- [Short exercise]:
Collect each line of the entries that holds the string "isolation".

- [Given data]:
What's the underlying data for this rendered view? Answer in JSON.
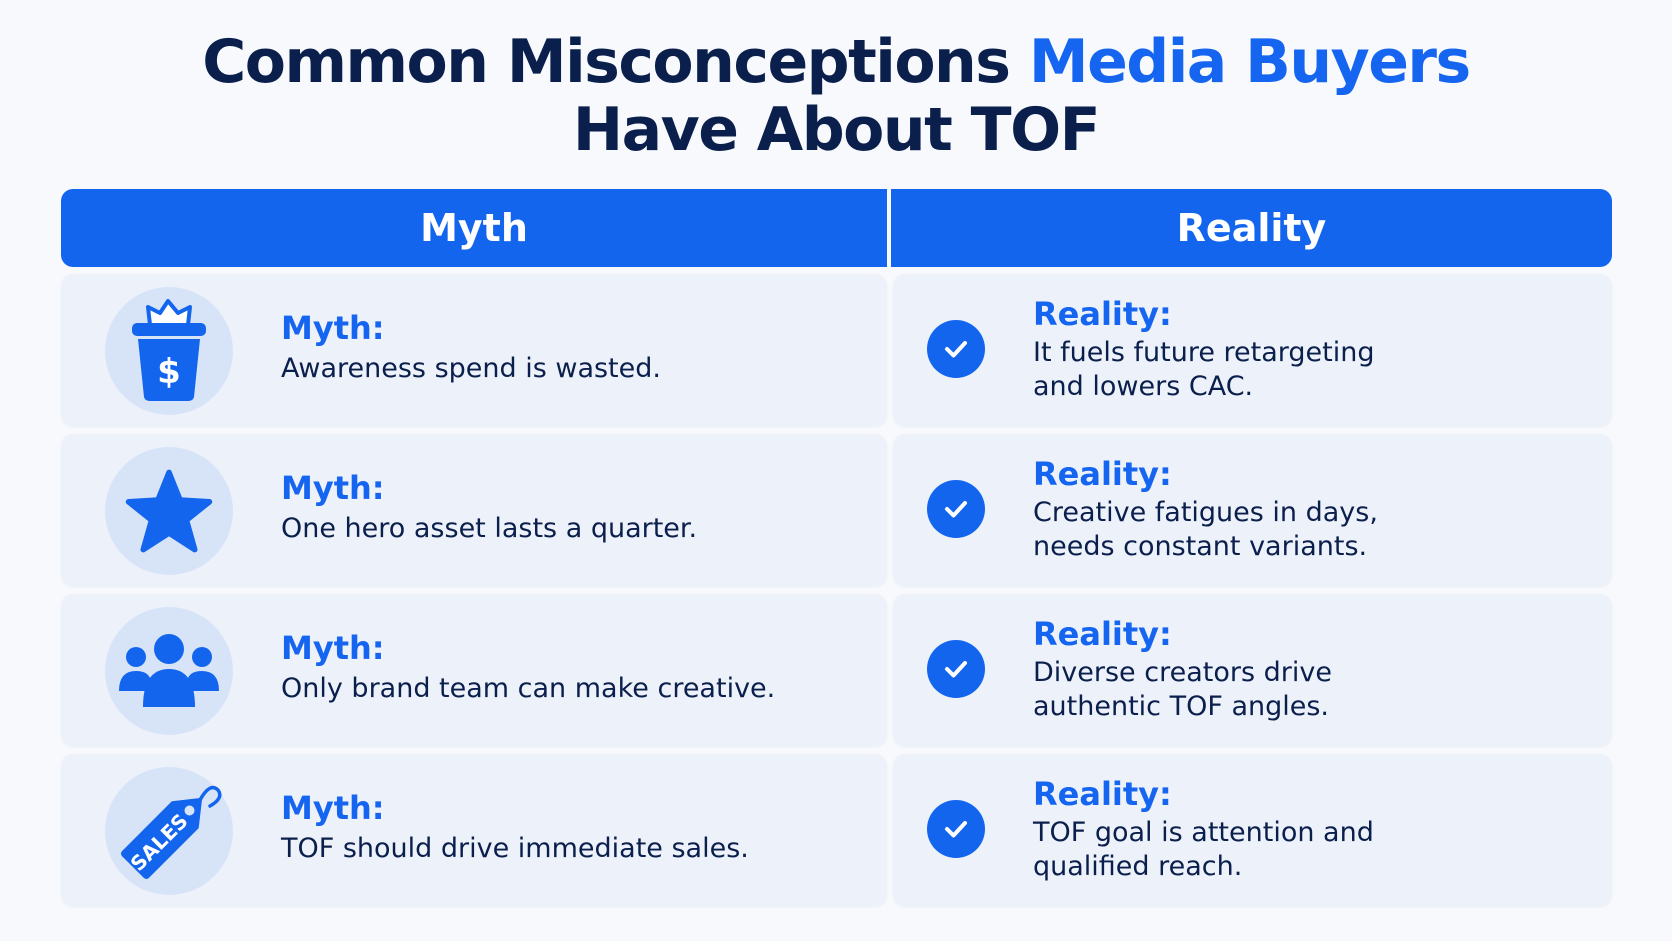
{
  "title": {
    "part1": "Common Misconceptions ",
    "accent": "Media Buyers",
    "line2": "Have About TOF"
  },
  "header": {
    "myth": "Myth",
    "reality": "Reality"
  },
  "rows": [
    {
      "icon": "money-bin-icon",
      "myth_label": "Myth:",
      "myth_text": "Awareness spend is wasted.",
      "reality_label": "Reality:",
      "reality_line1": "It fuels future retargeting",
      "reality_line2": "and lowers CAC."
    },
    {
      "icon": "star-icon",
      "myth_label": "Myth:",
      "myth_text": "One hero asset lasts a quarter.",
      "reality_label": "Reality:",
      "reality_line1": "Creative fatigues in days,",
      "reality_line2": "needs constant variants."
    },
    {
      "icon": "people-group-icon",
      "myth_label": "Myth:",
      "myth_text": "Only brand team can make creative.",
      "reality_label": "Reality:",
      "reality_line1": "Diverse creators drive",
      "reality_line2": "authentic TOF angles."
    },
    {
      "icon": "sales-tag-icon",
      "icon_text": "SALES",
      "myth_label": "Myth:",
      "myth_text": "TOF should drive immediate sales.",
      "reality_label": "Reality:",
      "reality_line1": "TOF goal is attention and",
      "reality_line2": "qualified reach."
    }
  ],
  "colors": {
    "accent": "#1565f0",
    "header_bg": "#1465ee",
    "title_dark": "#0b1f4d",
    "cell_bg": "#edf2fa",
    "icon_circle": "#d7e4f8"
  }
}
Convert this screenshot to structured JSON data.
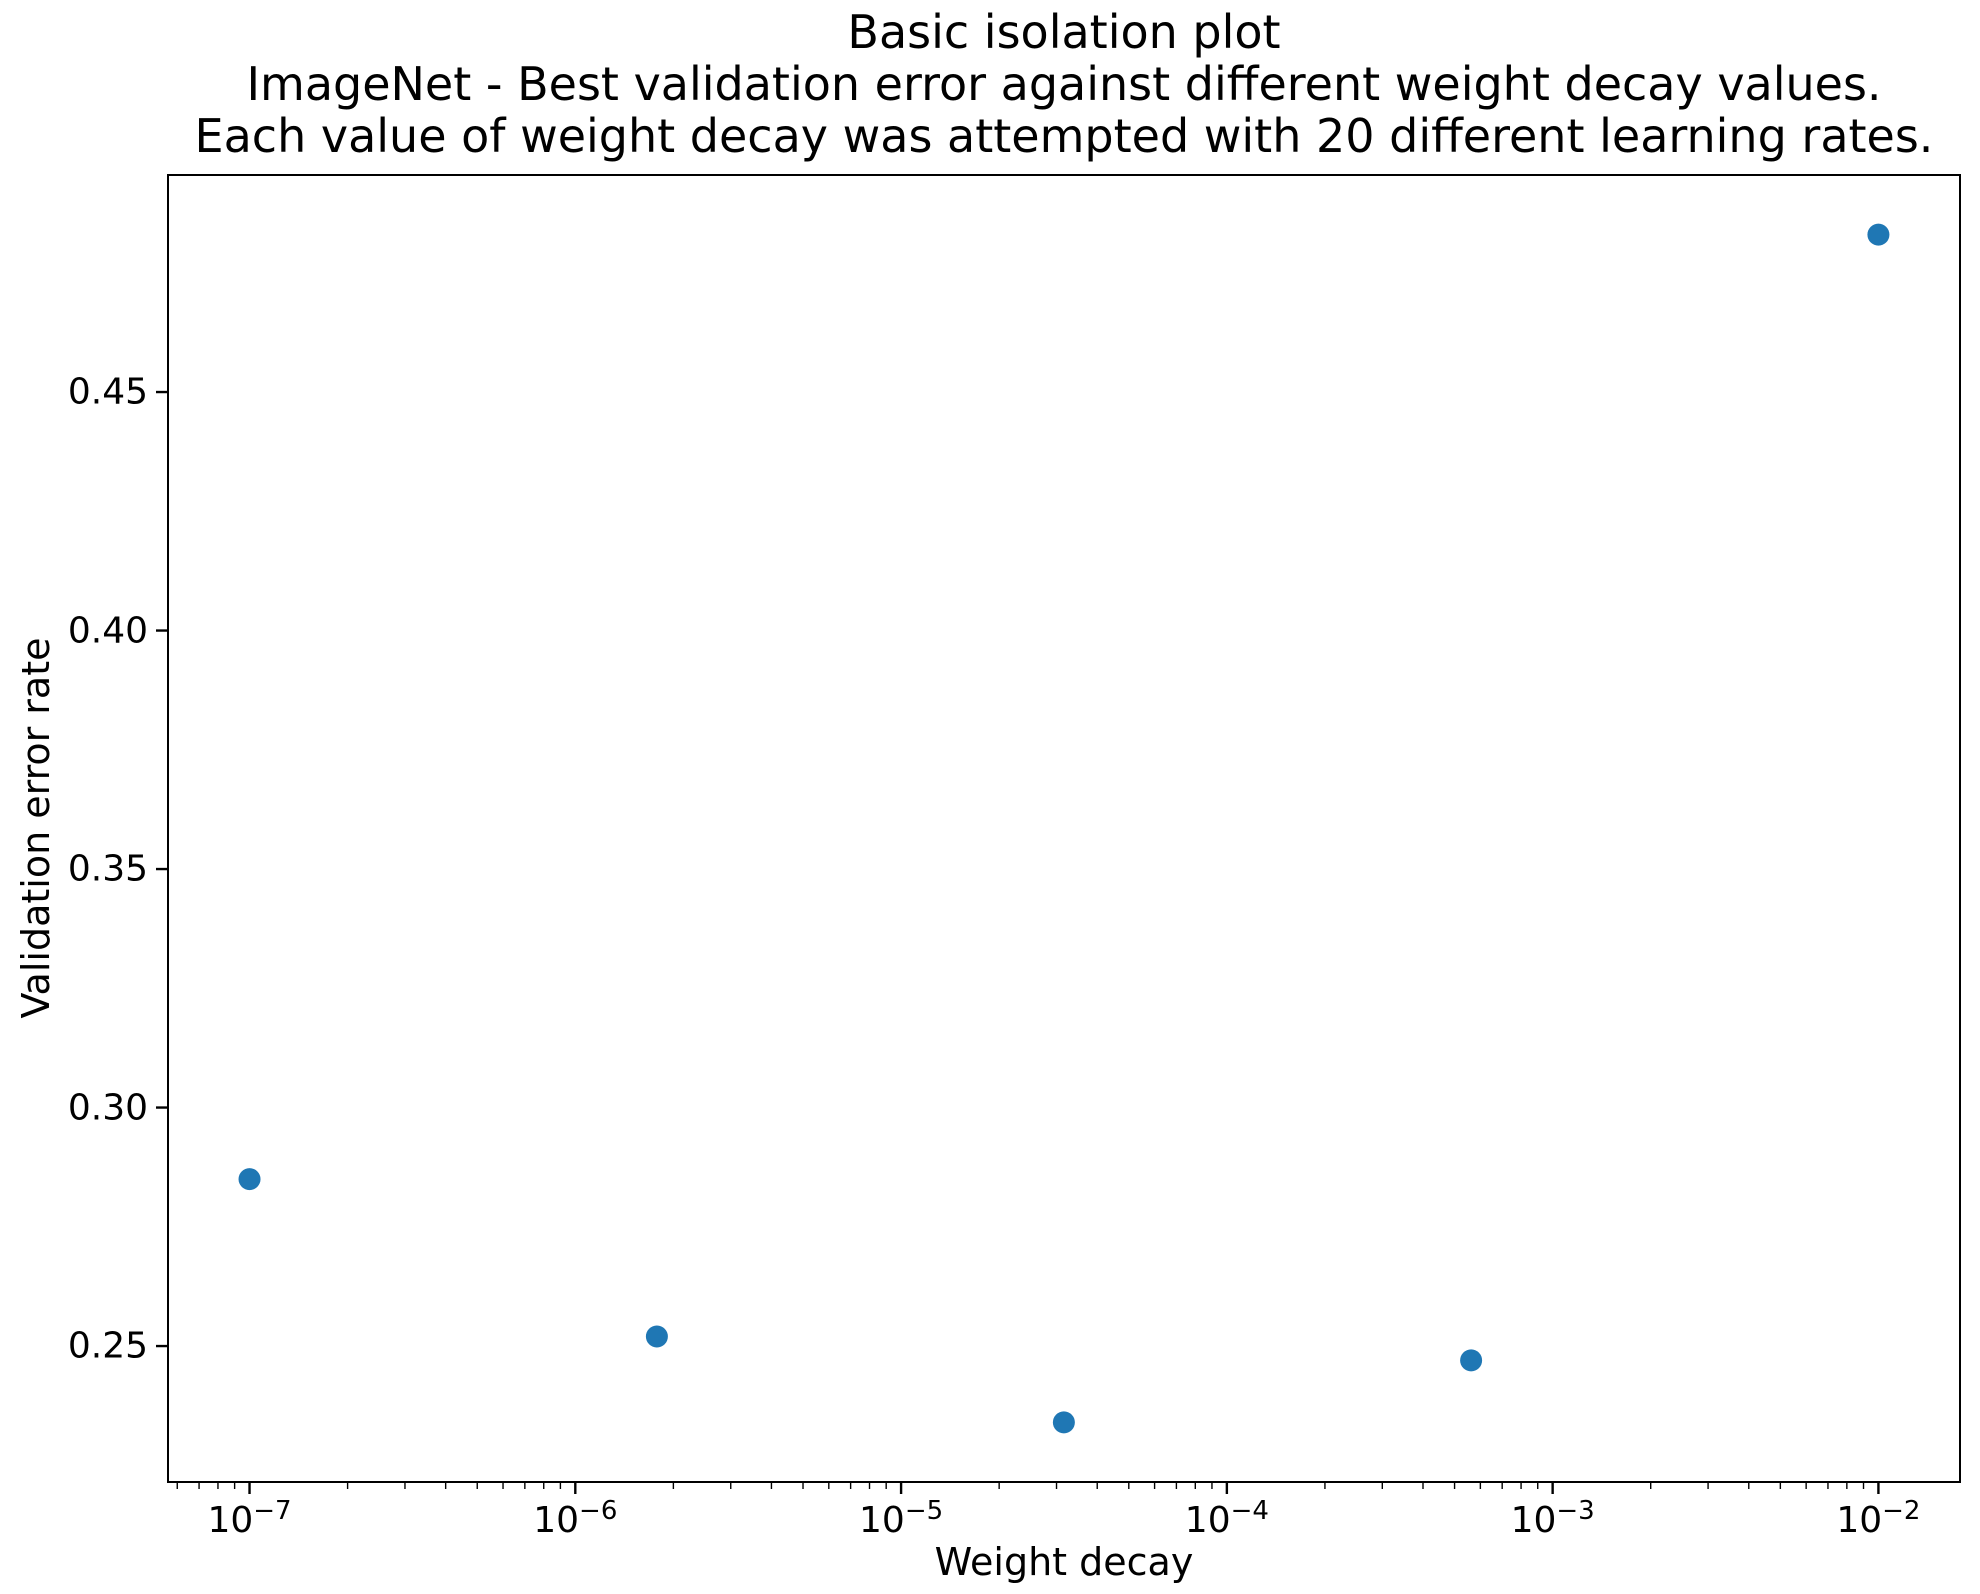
{
  "figure": {
    "title_lines": [
      "Basic isolation plot",
      "ImageNet - Best validation error against different weight decay values.",
      "Each value of weight decay was attempted with 20 different learning rates."
    ],
    "background_color": "#ffffff",
    "text_color": "#000000"
  },
  "chart_data": {
    "type": "scatter",
    "title": "Basic isolation plot\nImageNet - Best validation error against different weight decay values.\nEach value of weight decay was attempted with 20 different learning rates.",
    "xlabel": "Weight decay",
    "ylabel": "Validation error rate",
    "x_scale": "log",
    "y_scale": "linear",
    "x": [
      1e-07,
      1.78e-06,
      3.16e-05,
      0.000562,
      0.01
    ],
    "y": [
      0.285,
      0.252,
      0.234,
      0.247,
      0.483
    ],
    "xlim": [
      5.62e-08,
      0.0178
    ],
    "ylim": [
      0.2215,
      0.4955
    ],
    "x_tick_exponents": [
      -7,
      -6,
      -5,
      -4,
      -3,
      -2
    ],
    "y_ticks": [
      0.25,
      0.3,
      0.35,
      0.4,
      0.45
    ],
    "grid": false,
    "legend": null,
    "marker_color": "#1f77b4",
    "marker_radius_px": 11,
    "spine_color": "#000000"
  }
}
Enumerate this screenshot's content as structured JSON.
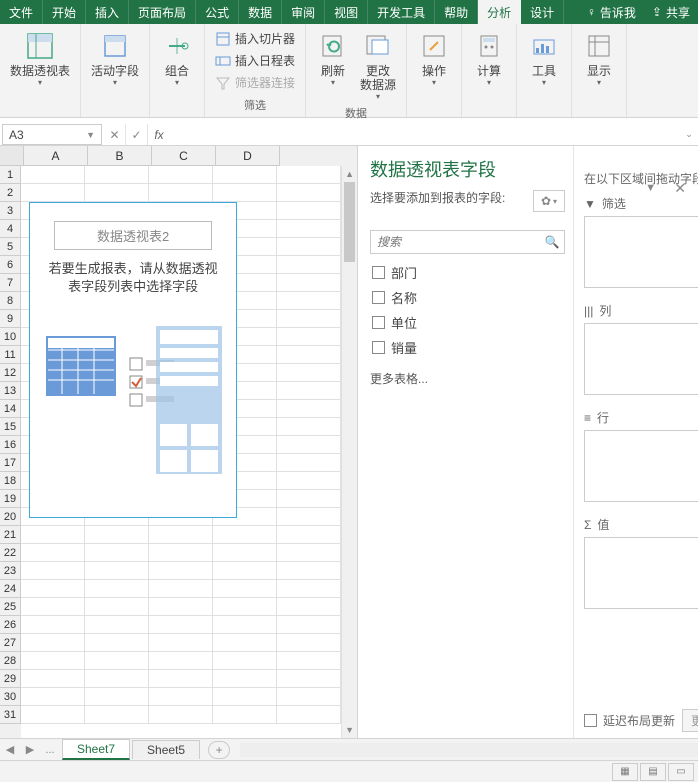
{
  "ribbon": {
    "tabs": [
      "文件",
      "开始",
      "插入",
      "页面布局",
      "公式",
      "数据",
      "审阅",
      "视图",
      "开发工具",
      "帮助",
      "分析",
      "设计"
    ],
    "active_tab": "分析",
    "tell_me": "告诉我",
    "share": "共享",
    "groups": {
      "pivot_table": "数据透视表",
      "active_field": "活动字段",
      "group": "组合",
      "filter": "筛选",
      "data": "数据",
      "actions": "操作",
      "calc": "计算",
      "tools": "工具",
      "show": "显示"
    },
    "buttons": {
      "insert_slicer": "插入切片器",
      "insert_timeline": "插入日程表",
      "filter_conn": "筛选器连接",
      "refresh": "刷新",
      "change_source": "更改\n数据源"
    }
  },
  "formula_bar": {
    "name_box": "A3",
    "fx": "fx"
  },
  "columns": [
    "A",
    "B",
    "C",
    "D"
  ],
  "rows": [
    "1",
    "2",
    "3",
    "4",
    "5",
    "6",
    "7",
    "8",
    "9",
    "10",
    "11",
    "12",
    "13",
    "14",
    "15",
    "16",
    "17",
    "18",
    "19",
    "20",
    "21",
    "22",
    "23",
    "24",
    "25",
    "26",
    "27",
    "28",
    "29",
    "30",
    "31"
  ],
  "pivot_placeholder": {
    "title": "数据透视表2",
    "hint1": "若要生成报表，请从数据透视",
    "hint2": "表字段列表中选择字段"
  },
  "field_pane": {
    "title": "数据透视表字段",
    "choose_text": "选择要添加到报表的字段:",
    "search_placeholder": "搜索",
    "fields": [
      "部门",
      "名称",
      "单位",
      "销量"
    ],
    "more_tables": "更多表格...",
    "drag_hint": "在以下区域间拖动字段:",
    "zones": {
      "filter": "筛选",
      "columns": "列",
      "rows": "行",
      "values": "值"
    },
    "defer": "延迟布局更新",
    "update": "更新"
  },
  "sheet_tabs": {
    "active": "Sheet7",
    "other": "Sheet5",
    "ellipsis": "..."
  },
  "colors": {
    "theme": "#217346",
    "border": "#d4d4d4"
  }
}
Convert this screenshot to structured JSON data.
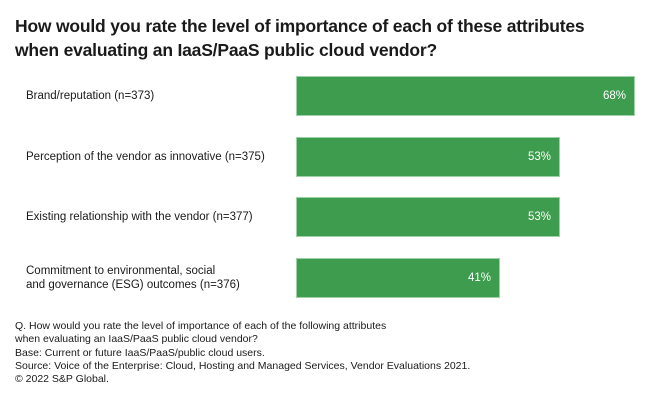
{
  "chart_data": {
    "type": "bar",
    "orientation": "horizontal",
    "title": "How would you rate the level of importance of each of these attributes when evaluating an IaaS/PaaS public cloud vendor?",
    "title_lines": [
      "How would you rate the level of importance of each of these attributes",
      "when evaluating an IaaS/PaaS public cloud vendor?"
    ],
    "categories": [
      "Brand/reputation (n=373)",
      "Perception of the vendor as innovative (n=375)",
      "Existing relationship with the vendor (n=377)",
      "Commitment to environmental, social and governance (ESG) outcomes (n=376)"
    ],
    "category_lines": [
      [
        "Brand/reputation (n=373)"
      ],
      [
        "Perception of the vendor as innovative (n=375)"
      ],
      [
        "Existing relationship with the vendor (n=377)"
      ],
      [
        "Commitment to environmental, social",
        "and governance (ESG) outcomes (n=376)"
      ]
    ],
    "values": [
      68,
      53,
      53,
      41
    ],
    "data_labels": [
      "68%",
      "53%",
      "53%",
      "41%"
    ],
    "unit": "%",
    "xlabel": "",
    "ylabel": "",
    "xlim": [
      0,
      68
    ],
    "grid": false,
    "legend": "none",
    "bar_color": "#3d9c4d"
  },
  "footnotes": [
    "Q. How would you rate the level of importance of each of the following attributes",
    "when evaluating an IaaS/PaaS public cloud vendor?",
    "Base: Current or future IaaS/PaaS/public cloud users.",
    "Source: Voice of the Enterprise: Cloud, Hosting and Managed Services, Vendor Evaluations 2021.",
    "© 2022 S&P Global."
  ]
}
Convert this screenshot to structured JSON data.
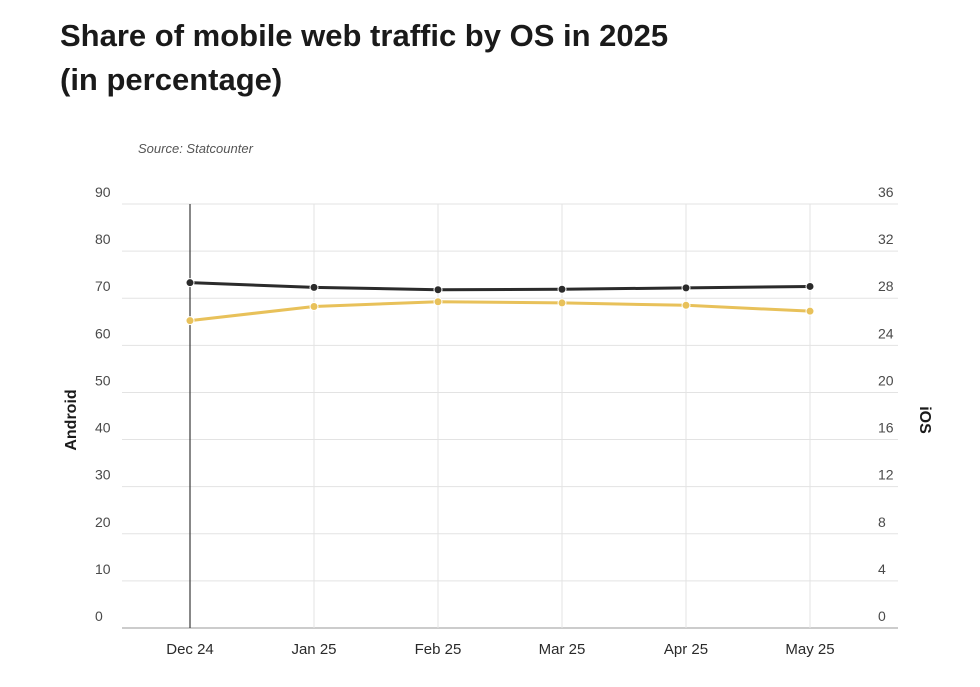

- [Expected output]:
      "Basic isolation plot",
    "title": "Basic isolation plot\nImageNet - Best validation error against different weight decay values.\nEach value of weight decay was attempted with 20 different learning rates.",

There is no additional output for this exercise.